##### RECORDS FOR THE TASK
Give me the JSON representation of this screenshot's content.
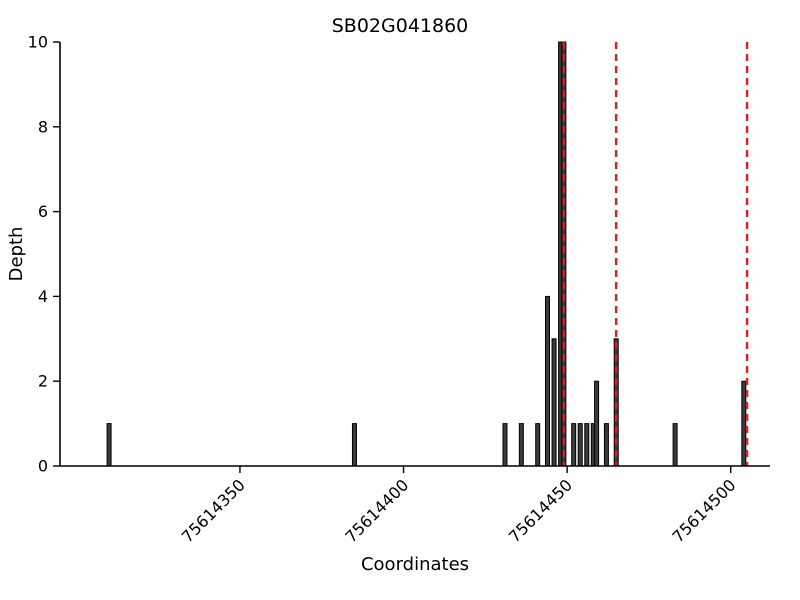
{
  "chart_data": {
    "type": "bar",
    "title": "SB02G041860",
    "xlabel": "Coordinates",
    "ylabel": "Depth",
    "xlim": [
      75614295,
      75614512
    ],
    "ylim": [
      0,
      10
    ],
    "xticks": [
      75614350,
      75614400,
      75614450,
      75614500
    ],
    "yticks": [
      0,
      2,
      4,
      6,
      8,
      10
    ],
    "grid": false,
    "legend_position": "none",
    "bar_color": "#3b3b3b",
    "bar_edge_color": "#000000",
    "bars": [
      {
        "x": 75614310,
        "depth": 1
      },
      {
        "x": 75614385,
        "depth": 1
      },
      {
        "x": 75614431,
        "depth": 1
      },
      {
        "x": 75614436,
        "depth": 1
      },
      {
        "x": 75614441,
        "depth": 1
      },
      {
        "x": 75614444,
        "depth": 4
      },
      {
        "x": 75614446,
        "depth": 3
      },
      {
        "x": 75614448,
        "depth": 10
      },
      {
        "x": 75614449,
        "depth": 10
      },
      {
        "x": 75614452,
        "depth": 1
      },
      {
        "x": 75614454,
        "depth": 1
      },
      {
        "x": 75614456,
        "depth": 1
      },
      {
        "x": 75614458,
        "depth": 1
      },
      {
        "x": 75614459,
        "depth": 2
      },
      {
        "x": 75614462,
        "depth": 1
      },
      {
        "x": 75614465,
        "depth": 3
      },
      {
        "x": 75614483,
        "depth": 1
      },
      {
        "x": 75614504,
        "depth": 2
      }
    ],
    "marker_lines": {
      "color": "#e51c1c",
      "style": "dashed",
      "x": [
        75614449,
        75614465,
        75614505
      ]
    }
  }
}
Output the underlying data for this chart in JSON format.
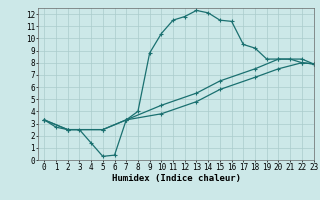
{
  "xlabel": "Humidex (Indice chaleur)",
  "bg_color": "#cce8e8",
  "grid_color": "#aacccc",
  "line_color": "#1a7070",
  "xlim": [
    -0.5,
    23
  ],
  "ylim": [
    0,
    12.5
  ],
  "xticks": [
    0,
    1,
    2,
    3,
    4,
    5,
    6,
    7,
    8,
    9,
    10,
    11,
    12,
    13,
    14,
    15,
    16,
    17,
    18,
    19,
    20,
    21,
    22,
    23
  ],
  "yticks": [
    0,
    1,
    2,
    3,
    4,
    5,
    6,
    7,
    8,
    9,
    10,
    11,
    12
  ],
  "line1_x": [
    0,
    1,
    2,
    3,
    4,
    5,
    6,
    7,
    8,
    9,
    10,
    11,
    12,
    13,
    14,
    15,
    16,
    17,
    18,
    19,
    20,
    21,
    22,
    23
  ],
  "line1_y": [
    3.3,
    2.7,
    2.5,
    2.5,
    1.4,
    0.3,
    0.4,
    3.3,
    4.0,
    8.8,
    10.4,
    11.5,
    11.8,
    12.3,
    12.1,
    11.5,
    11.4,
    9.5,
    9.2,
    8.3,
    8.3,
    8.3,
    8.0,
    7.9
  ],
  "line2_x": [
    0,
    2,
    5,
    7,
    10,
    13,
    15,
    18,
    20,
    22,
    23
  ],
  "line2_y": [
    3.3,
    2.5,
    2.5,
    3.3,
    4.5,
    5.5,
    6.5,
    7.5,
    8.3,
    8.3,
    7.9
  ],
  "line3_x": [
    0,
    2,
    5,
    7,
    10,
    13,
    15,
    18,
    20,
    22,
    23
  ],
  "line3_y": [
    3.3,
    2.5,
    2.5,
    3.3,
    3.8,
    4.8,
    5.8,
    6.8,
    7.5,
    8.0,
    7.9
  ],
  "markersize": 3,
  "linewidth": 0.9,
  "tick_fontsize": 5.5,
  "label_fontsize": 6.5
}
##########
• GOAL OF THE EXERCISE: Output a faithful copy of the data, with each picture left out.

• WRITTEN REPLY:
Give me the JSON representation of this screenshot's content.
{
  "chart_data": {
    "type": "bar",
    "title": "SB02G041860",
    "xlabel": "Coordinates",
    "ylabel": "Depth",
    "xlim": [
      75614295,
      75614512
    ],
    "ylim": [
      0,
      10
    ],
    "xticks": [
      75614350,
      75614400,
      75614450,
      75614500
    ],
    "yticks": [
      0,
      2,
      4,
      6,
      8,
      10
    ],
    "grid": false,
    "legend_position": "none",
    "bar_color": "#3b3b3b",
    "bar_edge_color": "#000000",
    "bars": [
      {
        "x": 75614310,
        "depth": 1
      },
      {
        "x": 75614385,
        "depth": 1
      },
      {
        "x": 75614431,
        "depth": 1
      },
      {
        "x": 75614436,
        "depth": 1
      },
      {
        "x": 75614441,
        "depth": 1
      },
      {
        "x": 75614444,
        "depth": 4
      },
      {
        "x": 75614446,
        "depth": 3
      },
      {
        "x": 75614448,
        "depth": 10
      },
      {
        "x": 75614449,
        "depth": 10
      },
      {
        "x": 75614452,
        "depth": 1
      },
      {
        "x": 75614454,
        "depth": 1
      },
      {
        "x": 75614456,
        "depth": 1
      },
      {
        "x": 75614458,
        "depth": 1
      },
      {
        "x": 75614459,
        "depth": 2
      },
      {
        "x": 75614462,
        "depth": 1
      },
      {
        "x": 75614465,
        "depth": 3
      },
      {
        "x": 75614483,
        "depth": 1
      },
      {
        "x": 75614504,
        "depth": 2
      }
    ],
    "marker_lines": {
      "color": "#e51c1c",
      "style": "dashed",
      "x": [
        75614449,
        75614465,
        75614505
      ]
    }
  }
}
Output the underlying data for this chart in JSON format.
{
  "xlabel": "Humidex (Indice chaleur)",
  "bg_color": "#cce8e8",
  "grid_color": "#aacccc",
  "line_color": "#1a7070",
  "xlim": [
    -0.5,
    23
  ],
  "ylim": [
    0,
    12.5
  ],
  "xticks": [
    0,
    1,
    2,
    3,
    4,
    5,
    6,
    7,
    8,
    9,
    10,
    11,
    12,
    13,
    14,
    15,
    16,
    17,
    18,
    19,
    20,
    21,
    22,
    23
  ],
  "yticks": [
    0,
    1,
    2,
    3,
    4,
    5,
    6,
    7,
    8,
    9,
    10,
    11,
    12
  ],
  "line1_x": [
    0,
    1,
    2,
    3,
    4,
    5,
    6,
    7,
    8,
    9,
    10,
    11,
    12,
    13,
    14,
    15,
    16,
    17,
    18,
    19,
    20,
    21,
    22,
    23
  ],
  "line1_y": [
    3.3,
    2.7,
    2.5,
    2.5,
    1.4,
    0.3,
    0.4,
    3.3,
    4.0,
    8.8,
    10.4,
    11.5,
    11.8,
    12.3,
    12.1,
    11.5,
    11.4,
    9.5,
    9.2,
    8.3,
    8.3,
    8.3,
    8.0,
    7.9
  ],
  "line2_x": [
    0,
    2,
    5,
    7,
    10,
    13,
    15,
    18,
    20,
    22,
    23
  ],
  "line2_y": [
    3.3,
    2.5,
    2.5,
    3.3,
    4.5,
    5.5,
    6.5,
    7.5,
    8.3,
    8.3,
    7.9
  ],
  "line3_x": [
    0,
    2,
    5,
    7,
    10,
    13,
    15,
    18,
    20,
    22,
    23
  ],
  "line3_y": [
    3.3,
    2.5,
    2.5,
    3.3,
    3.8,
    4.8,
    5.8,
    6.8,
    7.5,
    8.0,
    7.9
  ],
  "markersize": 3,
  "linewidth": 0.9,
  "tick_fontsize": 5.5,
  "label_fontsize": 6.5
}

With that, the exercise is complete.